What you have to do: Your task is to copy each line that has the word "progress".
----- Records for this exercise -----
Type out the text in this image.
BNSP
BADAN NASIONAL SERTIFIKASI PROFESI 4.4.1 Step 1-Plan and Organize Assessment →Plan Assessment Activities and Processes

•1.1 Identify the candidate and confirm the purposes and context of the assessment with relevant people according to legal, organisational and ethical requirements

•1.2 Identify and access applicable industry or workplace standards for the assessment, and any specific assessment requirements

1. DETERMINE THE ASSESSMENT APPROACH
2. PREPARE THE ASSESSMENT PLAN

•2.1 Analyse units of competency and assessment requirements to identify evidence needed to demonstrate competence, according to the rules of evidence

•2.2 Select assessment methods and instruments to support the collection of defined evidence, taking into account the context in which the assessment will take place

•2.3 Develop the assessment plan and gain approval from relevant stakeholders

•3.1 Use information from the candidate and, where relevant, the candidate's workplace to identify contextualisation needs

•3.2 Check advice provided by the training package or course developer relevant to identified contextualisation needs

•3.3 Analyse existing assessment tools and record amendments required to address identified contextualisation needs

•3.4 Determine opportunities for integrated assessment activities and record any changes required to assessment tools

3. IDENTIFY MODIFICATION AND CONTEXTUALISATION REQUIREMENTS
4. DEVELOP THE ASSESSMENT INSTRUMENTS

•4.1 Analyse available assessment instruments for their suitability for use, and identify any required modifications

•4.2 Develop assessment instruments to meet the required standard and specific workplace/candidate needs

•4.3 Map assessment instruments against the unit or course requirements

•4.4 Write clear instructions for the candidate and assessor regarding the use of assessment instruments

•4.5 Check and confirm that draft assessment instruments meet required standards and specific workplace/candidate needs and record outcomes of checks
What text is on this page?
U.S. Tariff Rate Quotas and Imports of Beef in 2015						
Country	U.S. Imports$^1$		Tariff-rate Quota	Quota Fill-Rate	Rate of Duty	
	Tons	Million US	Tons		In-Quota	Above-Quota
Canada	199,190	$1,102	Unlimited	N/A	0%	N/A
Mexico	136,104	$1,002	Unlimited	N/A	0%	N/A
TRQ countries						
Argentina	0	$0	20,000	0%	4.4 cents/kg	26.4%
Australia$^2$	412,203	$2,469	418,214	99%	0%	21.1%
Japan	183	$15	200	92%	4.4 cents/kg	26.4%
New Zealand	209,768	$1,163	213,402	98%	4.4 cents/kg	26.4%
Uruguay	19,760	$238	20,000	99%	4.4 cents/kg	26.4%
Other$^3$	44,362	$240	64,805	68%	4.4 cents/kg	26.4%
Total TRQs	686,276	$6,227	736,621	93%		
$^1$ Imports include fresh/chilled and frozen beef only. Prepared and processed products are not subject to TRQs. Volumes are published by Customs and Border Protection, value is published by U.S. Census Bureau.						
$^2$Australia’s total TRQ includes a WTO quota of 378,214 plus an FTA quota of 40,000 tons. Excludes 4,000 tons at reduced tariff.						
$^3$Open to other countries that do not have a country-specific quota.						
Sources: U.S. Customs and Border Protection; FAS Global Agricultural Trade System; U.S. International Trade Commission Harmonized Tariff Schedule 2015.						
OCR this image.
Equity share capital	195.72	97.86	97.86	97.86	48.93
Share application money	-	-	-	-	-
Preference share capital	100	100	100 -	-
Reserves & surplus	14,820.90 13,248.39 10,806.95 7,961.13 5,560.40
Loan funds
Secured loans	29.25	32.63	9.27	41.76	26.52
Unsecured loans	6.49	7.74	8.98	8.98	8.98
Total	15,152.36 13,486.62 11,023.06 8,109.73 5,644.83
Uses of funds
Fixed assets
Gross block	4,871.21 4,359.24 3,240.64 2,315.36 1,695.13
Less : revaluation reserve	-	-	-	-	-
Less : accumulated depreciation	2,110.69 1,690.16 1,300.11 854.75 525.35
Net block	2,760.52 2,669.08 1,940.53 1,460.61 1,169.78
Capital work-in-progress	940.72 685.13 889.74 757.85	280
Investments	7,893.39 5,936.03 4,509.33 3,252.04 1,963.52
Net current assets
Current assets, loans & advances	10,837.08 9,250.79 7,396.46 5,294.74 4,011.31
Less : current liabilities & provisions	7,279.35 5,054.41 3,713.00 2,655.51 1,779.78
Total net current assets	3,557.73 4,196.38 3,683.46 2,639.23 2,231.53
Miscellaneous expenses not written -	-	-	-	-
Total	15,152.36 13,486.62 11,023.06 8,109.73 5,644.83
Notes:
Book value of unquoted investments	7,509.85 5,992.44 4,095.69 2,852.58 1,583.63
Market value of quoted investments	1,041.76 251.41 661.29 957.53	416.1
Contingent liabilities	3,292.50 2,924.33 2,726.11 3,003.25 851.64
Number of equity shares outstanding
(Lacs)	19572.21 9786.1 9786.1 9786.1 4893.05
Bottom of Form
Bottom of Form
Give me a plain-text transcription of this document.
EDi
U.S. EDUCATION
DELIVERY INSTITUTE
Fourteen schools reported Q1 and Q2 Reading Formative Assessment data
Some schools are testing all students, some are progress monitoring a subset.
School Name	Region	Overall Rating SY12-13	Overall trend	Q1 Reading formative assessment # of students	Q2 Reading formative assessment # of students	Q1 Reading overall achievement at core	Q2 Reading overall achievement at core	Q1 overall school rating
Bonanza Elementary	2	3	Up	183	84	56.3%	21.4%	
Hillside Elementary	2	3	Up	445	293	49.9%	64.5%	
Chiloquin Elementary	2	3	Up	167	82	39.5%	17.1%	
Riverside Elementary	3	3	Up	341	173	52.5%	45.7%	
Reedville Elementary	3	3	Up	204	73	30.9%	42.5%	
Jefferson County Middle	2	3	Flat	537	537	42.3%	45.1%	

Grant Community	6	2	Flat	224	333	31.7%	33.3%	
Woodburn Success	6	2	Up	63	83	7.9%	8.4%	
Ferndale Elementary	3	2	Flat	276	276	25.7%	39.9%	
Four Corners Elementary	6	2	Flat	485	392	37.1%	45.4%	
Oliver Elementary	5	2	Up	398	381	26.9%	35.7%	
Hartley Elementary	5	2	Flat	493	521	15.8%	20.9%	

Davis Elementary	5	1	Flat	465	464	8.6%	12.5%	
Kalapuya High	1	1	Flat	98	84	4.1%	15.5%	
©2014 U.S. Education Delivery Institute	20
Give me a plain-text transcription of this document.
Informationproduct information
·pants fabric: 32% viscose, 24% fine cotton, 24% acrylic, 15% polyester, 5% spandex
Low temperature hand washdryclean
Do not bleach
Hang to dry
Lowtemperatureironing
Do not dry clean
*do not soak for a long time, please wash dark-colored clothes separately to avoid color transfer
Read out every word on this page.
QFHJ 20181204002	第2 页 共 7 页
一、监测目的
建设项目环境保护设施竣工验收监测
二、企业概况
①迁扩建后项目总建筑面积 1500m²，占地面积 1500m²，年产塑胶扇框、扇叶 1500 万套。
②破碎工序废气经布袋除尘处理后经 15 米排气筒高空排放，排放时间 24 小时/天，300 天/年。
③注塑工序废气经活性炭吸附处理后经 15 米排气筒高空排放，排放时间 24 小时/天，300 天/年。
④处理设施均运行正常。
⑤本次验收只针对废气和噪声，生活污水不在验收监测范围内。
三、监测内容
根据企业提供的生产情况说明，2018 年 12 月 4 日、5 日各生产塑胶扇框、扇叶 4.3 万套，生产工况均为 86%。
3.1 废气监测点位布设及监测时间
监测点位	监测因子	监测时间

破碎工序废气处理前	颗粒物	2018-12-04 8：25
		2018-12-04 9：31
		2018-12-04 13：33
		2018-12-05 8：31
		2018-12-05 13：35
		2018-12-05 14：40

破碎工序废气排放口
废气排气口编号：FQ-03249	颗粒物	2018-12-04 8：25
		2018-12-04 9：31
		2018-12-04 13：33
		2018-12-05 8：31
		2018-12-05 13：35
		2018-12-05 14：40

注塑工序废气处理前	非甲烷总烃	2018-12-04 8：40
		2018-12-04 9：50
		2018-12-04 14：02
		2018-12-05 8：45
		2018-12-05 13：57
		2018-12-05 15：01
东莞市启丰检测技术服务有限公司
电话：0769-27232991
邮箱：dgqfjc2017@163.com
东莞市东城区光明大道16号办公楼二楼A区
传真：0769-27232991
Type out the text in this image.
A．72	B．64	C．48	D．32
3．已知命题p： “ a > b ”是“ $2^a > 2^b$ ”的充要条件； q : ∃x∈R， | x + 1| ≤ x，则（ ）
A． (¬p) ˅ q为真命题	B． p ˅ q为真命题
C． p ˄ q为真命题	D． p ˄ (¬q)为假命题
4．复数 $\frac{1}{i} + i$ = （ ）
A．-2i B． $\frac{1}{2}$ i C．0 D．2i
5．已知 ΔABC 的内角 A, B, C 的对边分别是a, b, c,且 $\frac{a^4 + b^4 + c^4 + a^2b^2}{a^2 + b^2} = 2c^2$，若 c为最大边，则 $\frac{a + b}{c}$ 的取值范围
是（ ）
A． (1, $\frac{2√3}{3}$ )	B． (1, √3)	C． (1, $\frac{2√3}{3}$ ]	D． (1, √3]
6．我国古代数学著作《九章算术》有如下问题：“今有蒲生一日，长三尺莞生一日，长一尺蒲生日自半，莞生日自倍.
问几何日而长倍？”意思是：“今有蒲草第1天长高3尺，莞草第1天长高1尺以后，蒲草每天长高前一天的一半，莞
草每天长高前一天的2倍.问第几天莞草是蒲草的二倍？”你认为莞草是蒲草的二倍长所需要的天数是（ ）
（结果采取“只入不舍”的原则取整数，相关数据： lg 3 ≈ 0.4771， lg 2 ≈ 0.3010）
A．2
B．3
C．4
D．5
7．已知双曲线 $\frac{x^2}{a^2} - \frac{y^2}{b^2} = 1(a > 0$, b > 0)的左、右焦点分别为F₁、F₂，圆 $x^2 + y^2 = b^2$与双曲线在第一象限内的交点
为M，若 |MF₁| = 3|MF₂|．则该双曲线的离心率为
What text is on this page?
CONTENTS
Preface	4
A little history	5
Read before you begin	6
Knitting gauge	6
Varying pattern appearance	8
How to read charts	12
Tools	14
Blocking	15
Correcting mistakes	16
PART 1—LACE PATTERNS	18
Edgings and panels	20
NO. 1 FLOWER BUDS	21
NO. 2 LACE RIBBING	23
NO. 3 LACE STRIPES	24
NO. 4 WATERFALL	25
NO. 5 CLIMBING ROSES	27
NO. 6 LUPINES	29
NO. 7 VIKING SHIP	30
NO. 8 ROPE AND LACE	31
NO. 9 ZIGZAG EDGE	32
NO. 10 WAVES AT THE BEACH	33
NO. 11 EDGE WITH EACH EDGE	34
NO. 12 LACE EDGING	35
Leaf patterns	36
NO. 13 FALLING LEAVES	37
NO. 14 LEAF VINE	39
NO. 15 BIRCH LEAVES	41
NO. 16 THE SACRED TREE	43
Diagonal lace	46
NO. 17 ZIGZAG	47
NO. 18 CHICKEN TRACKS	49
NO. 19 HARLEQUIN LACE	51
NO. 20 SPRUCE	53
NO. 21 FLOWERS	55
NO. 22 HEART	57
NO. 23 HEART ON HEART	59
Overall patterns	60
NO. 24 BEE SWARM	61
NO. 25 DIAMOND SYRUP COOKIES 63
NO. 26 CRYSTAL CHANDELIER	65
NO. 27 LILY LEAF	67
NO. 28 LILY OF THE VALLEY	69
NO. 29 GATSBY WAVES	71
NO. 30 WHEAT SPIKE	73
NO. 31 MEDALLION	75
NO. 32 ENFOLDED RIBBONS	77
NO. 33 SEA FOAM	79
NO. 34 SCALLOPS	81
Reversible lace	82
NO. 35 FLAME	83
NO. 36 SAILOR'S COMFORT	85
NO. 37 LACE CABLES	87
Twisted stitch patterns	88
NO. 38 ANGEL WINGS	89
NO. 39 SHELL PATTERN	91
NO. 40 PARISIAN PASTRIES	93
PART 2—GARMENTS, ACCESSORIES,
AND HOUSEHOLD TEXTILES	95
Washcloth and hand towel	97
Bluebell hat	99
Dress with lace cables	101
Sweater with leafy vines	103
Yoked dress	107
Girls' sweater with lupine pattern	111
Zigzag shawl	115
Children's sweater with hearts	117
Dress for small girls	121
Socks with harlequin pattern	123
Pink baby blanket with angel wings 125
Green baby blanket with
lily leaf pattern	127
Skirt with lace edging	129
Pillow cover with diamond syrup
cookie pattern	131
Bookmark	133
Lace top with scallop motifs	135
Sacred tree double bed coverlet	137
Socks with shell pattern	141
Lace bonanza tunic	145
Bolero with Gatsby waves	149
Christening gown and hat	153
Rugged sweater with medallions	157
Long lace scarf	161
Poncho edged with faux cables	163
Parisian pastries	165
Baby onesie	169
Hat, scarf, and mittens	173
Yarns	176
-----
Output for this exercise:
Capital work-in-progress	940.72 685.13 889.74 757.85	280
Some schools are testing all students, some are progress monitoring a subset.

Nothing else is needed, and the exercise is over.